Exercise requirements:
Collect every line that includes the string "type".

(Records about charts and figures)

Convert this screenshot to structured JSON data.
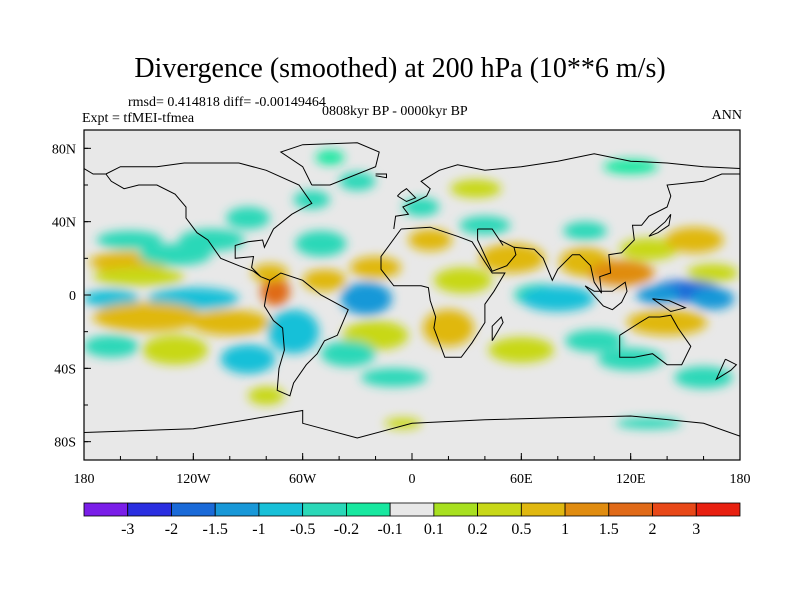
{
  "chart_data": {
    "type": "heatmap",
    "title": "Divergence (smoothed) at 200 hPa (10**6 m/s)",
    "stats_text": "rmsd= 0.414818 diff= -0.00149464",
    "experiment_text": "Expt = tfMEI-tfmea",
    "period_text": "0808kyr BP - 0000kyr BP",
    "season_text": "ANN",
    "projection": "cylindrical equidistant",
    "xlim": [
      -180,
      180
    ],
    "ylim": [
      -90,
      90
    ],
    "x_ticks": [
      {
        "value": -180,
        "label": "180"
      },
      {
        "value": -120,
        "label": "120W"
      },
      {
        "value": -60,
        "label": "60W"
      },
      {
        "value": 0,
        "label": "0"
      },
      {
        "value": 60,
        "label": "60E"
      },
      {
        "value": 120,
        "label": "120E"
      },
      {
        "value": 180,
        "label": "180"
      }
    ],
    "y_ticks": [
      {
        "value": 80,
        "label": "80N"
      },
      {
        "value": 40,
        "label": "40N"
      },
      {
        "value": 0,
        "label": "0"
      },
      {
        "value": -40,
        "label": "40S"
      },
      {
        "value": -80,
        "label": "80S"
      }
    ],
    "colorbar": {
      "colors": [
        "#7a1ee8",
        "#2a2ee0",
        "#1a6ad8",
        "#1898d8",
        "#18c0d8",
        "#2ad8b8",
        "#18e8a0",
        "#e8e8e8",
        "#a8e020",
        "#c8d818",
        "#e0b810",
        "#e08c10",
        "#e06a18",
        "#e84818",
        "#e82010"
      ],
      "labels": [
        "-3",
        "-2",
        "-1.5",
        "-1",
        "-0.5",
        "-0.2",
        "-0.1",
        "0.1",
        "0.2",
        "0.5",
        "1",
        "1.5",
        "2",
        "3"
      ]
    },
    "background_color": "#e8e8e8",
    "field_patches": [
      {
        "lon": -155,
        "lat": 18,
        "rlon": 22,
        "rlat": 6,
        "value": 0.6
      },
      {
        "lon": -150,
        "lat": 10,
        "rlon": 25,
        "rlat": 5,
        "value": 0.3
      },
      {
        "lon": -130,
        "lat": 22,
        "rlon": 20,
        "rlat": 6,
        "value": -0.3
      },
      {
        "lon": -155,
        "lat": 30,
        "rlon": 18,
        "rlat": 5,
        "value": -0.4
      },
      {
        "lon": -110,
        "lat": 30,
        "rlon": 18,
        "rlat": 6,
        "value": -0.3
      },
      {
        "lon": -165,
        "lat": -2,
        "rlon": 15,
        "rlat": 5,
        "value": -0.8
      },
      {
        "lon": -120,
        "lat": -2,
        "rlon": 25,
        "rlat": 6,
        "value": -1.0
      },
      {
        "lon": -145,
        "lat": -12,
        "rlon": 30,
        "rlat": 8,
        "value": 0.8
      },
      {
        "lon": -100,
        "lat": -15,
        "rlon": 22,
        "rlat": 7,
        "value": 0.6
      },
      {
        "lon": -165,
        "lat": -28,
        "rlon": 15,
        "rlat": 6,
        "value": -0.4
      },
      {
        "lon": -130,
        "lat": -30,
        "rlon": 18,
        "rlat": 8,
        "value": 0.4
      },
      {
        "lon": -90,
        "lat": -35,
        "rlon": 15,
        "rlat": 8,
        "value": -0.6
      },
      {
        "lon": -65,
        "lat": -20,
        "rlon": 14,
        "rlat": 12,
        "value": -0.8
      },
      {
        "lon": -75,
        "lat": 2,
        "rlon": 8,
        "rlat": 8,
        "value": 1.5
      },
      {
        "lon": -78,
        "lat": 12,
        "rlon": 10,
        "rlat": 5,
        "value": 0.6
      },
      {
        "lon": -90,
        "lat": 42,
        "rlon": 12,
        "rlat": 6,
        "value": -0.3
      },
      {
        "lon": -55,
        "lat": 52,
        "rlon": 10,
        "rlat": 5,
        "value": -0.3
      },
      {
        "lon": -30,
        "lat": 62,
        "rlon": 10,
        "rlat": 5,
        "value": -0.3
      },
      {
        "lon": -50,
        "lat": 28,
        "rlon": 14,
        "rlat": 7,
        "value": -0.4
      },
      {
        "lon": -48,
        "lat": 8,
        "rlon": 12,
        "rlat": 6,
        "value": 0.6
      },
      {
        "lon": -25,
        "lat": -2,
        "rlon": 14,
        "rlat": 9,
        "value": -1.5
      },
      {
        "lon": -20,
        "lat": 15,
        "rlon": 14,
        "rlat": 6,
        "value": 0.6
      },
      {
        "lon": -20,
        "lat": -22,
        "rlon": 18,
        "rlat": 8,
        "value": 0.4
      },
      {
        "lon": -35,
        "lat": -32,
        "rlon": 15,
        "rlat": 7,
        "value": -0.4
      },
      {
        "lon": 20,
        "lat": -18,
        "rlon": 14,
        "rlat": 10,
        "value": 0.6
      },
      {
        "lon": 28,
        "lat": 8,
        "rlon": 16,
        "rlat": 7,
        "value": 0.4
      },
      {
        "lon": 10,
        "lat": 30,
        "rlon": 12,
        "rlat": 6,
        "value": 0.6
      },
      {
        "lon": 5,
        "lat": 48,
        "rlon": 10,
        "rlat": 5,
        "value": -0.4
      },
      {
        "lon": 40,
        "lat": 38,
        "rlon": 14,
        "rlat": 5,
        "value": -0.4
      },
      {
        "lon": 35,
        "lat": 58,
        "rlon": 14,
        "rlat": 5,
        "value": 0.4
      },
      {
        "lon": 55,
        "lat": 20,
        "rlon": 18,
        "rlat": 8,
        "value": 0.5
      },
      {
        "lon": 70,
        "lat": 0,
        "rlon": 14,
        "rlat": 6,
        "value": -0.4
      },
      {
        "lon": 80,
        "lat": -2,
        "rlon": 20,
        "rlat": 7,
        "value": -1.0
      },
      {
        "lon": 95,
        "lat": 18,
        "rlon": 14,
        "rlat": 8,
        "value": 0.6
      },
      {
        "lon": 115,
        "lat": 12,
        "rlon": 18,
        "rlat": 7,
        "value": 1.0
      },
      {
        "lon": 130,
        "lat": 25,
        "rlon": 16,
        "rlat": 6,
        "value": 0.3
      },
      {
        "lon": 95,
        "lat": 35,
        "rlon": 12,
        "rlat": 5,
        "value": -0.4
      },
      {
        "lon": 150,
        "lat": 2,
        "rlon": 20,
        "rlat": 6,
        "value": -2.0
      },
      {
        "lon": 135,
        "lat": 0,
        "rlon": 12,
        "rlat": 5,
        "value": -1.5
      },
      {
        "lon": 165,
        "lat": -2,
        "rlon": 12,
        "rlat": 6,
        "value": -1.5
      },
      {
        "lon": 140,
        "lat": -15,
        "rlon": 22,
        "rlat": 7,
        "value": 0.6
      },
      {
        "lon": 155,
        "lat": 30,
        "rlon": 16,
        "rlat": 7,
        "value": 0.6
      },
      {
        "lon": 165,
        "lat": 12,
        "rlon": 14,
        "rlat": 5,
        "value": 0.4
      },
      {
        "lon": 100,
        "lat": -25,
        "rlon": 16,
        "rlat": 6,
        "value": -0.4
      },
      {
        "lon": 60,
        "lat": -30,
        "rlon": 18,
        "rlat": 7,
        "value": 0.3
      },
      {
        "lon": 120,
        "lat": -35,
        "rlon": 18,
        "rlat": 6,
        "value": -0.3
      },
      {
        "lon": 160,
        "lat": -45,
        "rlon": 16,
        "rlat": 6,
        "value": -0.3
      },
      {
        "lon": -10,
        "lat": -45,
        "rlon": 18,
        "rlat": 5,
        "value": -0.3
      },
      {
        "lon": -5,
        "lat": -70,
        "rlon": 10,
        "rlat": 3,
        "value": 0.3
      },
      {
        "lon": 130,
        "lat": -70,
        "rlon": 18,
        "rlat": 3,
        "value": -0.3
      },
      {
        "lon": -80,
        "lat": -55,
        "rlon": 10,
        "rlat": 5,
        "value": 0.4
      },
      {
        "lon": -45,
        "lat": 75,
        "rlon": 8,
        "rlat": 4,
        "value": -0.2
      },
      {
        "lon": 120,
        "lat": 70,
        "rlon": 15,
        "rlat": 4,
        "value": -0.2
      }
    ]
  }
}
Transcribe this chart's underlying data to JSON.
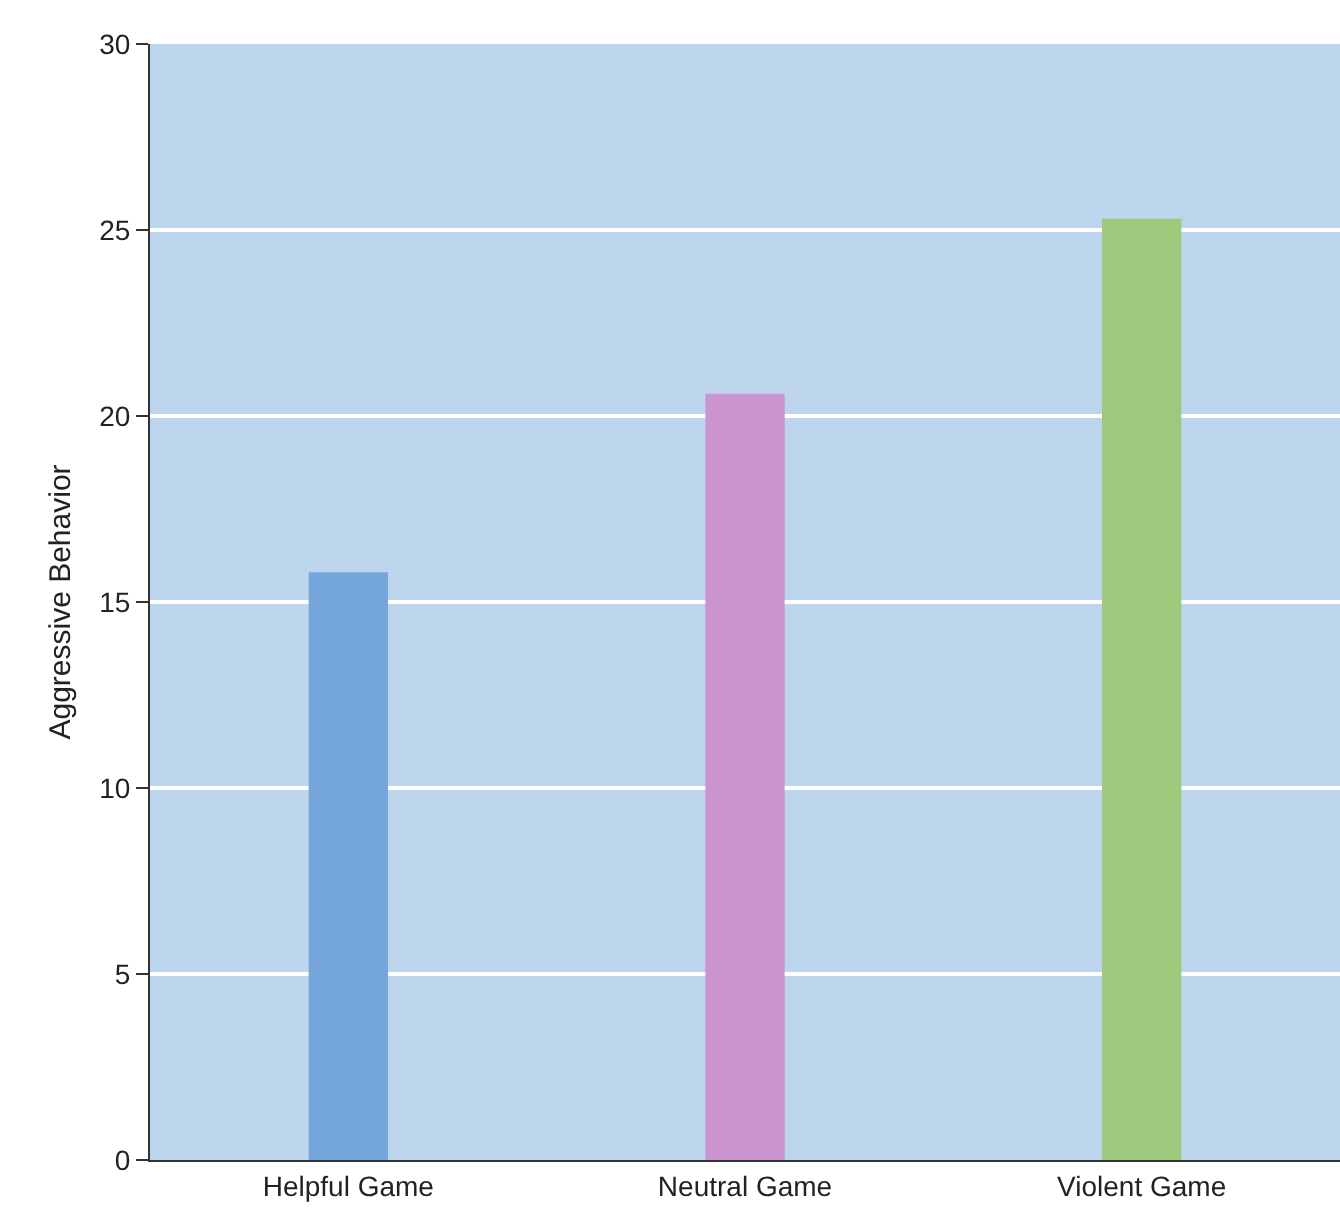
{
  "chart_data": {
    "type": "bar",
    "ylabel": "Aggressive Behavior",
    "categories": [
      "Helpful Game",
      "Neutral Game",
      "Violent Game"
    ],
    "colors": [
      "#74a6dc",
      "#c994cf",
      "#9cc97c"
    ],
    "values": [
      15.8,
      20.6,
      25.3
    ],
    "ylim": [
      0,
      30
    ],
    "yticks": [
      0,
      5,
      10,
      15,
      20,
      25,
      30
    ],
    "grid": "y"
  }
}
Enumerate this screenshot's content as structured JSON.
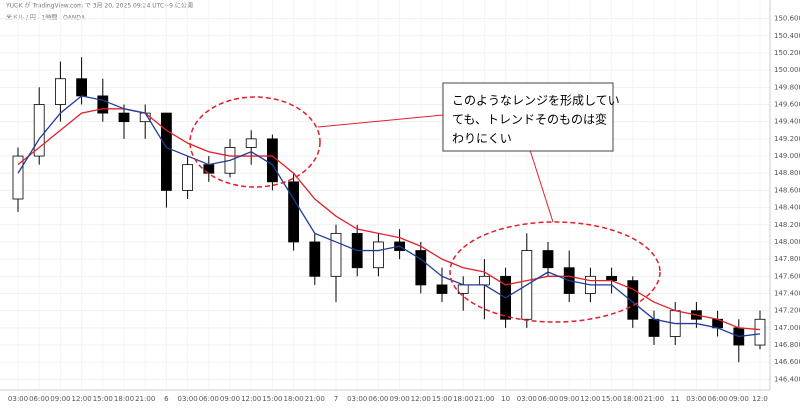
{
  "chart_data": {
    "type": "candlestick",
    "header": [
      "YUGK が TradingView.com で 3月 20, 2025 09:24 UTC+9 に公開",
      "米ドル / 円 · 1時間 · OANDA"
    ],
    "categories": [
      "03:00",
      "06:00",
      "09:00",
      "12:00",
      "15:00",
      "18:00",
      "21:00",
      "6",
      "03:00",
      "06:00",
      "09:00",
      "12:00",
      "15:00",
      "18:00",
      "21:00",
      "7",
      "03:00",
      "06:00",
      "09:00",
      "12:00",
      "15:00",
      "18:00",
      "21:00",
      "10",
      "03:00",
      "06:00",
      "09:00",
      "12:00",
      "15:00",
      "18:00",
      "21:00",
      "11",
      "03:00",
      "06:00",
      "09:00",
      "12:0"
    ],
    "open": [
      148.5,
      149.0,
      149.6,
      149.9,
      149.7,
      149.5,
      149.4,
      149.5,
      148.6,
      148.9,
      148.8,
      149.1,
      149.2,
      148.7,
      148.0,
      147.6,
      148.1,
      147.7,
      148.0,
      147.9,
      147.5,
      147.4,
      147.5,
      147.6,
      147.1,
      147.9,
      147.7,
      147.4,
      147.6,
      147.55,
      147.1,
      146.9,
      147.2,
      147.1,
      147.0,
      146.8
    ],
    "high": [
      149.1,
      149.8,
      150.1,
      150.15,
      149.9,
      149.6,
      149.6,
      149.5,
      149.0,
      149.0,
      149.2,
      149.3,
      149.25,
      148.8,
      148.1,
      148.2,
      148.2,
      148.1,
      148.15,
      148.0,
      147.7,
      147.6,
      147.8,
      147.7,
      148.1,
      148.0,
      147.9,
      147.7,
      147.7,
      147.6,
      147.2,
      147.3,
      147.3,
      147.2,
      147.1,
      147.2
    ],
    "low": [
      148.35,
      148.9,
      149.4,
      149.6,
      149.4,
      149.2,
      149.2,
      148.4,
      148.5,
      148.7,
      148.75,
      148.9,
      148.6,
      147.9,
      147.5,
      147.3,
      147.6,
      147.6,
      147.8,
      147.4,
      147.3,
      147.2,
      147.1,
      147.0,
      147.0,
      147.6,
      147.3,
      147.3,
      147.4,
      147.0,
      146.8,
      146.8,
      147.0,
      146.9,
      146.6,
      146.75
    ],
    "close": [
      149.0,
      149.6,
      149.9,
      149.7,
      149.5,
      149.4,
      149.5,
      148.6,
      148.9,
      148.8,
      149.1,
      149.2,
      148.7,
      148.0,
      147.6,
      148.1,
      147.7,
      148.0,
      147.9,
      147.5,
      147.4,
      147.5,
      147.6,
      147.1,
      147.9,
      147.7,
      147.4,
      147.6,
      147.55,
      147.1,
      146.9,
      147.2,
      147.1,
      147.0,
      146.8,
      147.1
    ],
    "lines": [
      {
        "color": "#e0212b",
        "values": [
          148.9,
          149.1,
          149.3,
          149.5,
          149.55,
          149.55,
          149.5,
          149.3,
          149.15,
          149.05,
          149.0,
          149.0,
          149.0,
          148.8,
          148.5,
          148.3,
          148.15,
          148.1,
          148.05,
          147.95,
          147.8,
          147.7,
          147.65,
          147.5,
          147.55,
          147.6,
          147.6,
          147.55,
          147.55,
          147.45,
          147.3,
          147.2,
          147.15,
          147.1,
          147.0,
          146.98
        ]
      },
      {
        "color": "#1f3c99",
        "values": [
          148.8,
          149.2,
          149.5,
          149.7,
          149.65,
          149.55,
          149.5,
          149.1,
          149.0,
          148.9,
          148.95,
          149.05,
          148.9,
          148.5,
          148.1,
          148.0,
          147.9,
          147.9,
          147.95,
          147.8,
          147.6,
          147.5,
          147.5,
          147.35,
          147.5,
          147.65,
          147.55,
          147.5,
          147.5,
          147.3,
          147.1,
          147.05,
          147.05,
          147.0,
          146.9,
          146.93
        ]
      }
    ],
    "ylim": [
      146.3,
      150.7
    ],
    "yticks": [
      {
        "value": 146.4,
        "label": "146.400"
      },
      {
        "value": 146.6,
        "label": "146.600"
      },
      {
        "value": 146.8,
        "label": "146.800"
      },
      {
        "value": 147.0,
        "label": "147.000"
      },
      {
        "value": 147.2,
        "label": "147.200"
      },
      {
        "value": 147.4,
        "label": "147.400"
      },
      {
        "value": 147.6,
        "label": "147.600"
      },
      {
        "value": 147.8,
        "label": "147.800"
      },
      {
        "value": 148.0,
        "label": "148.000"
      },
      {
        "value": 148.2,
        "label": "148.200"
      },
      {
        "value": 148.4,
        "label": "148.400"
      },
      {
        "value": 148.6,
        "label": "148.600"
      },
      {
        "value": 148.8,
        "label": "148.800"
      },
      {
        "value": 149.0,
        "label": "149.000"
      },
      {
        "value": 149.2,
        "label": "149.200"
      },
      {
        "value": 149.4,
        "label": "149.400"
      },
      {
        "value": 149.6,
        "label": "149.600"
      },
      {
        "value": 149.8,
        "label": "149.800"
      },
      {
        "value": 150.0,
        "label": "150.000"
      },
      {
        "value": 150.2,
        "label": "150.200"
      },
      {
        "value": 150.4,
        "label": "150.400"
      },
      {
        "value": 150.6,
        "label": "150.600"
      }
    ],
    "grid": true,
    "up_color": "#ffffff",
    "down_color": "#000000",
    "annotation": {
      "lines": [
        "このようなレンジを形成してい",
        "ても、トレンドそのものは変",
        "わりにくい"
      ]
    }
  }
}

Exercise answer:
    "type": "heatmap",
    "type": "bar",
    "type": "candlestick",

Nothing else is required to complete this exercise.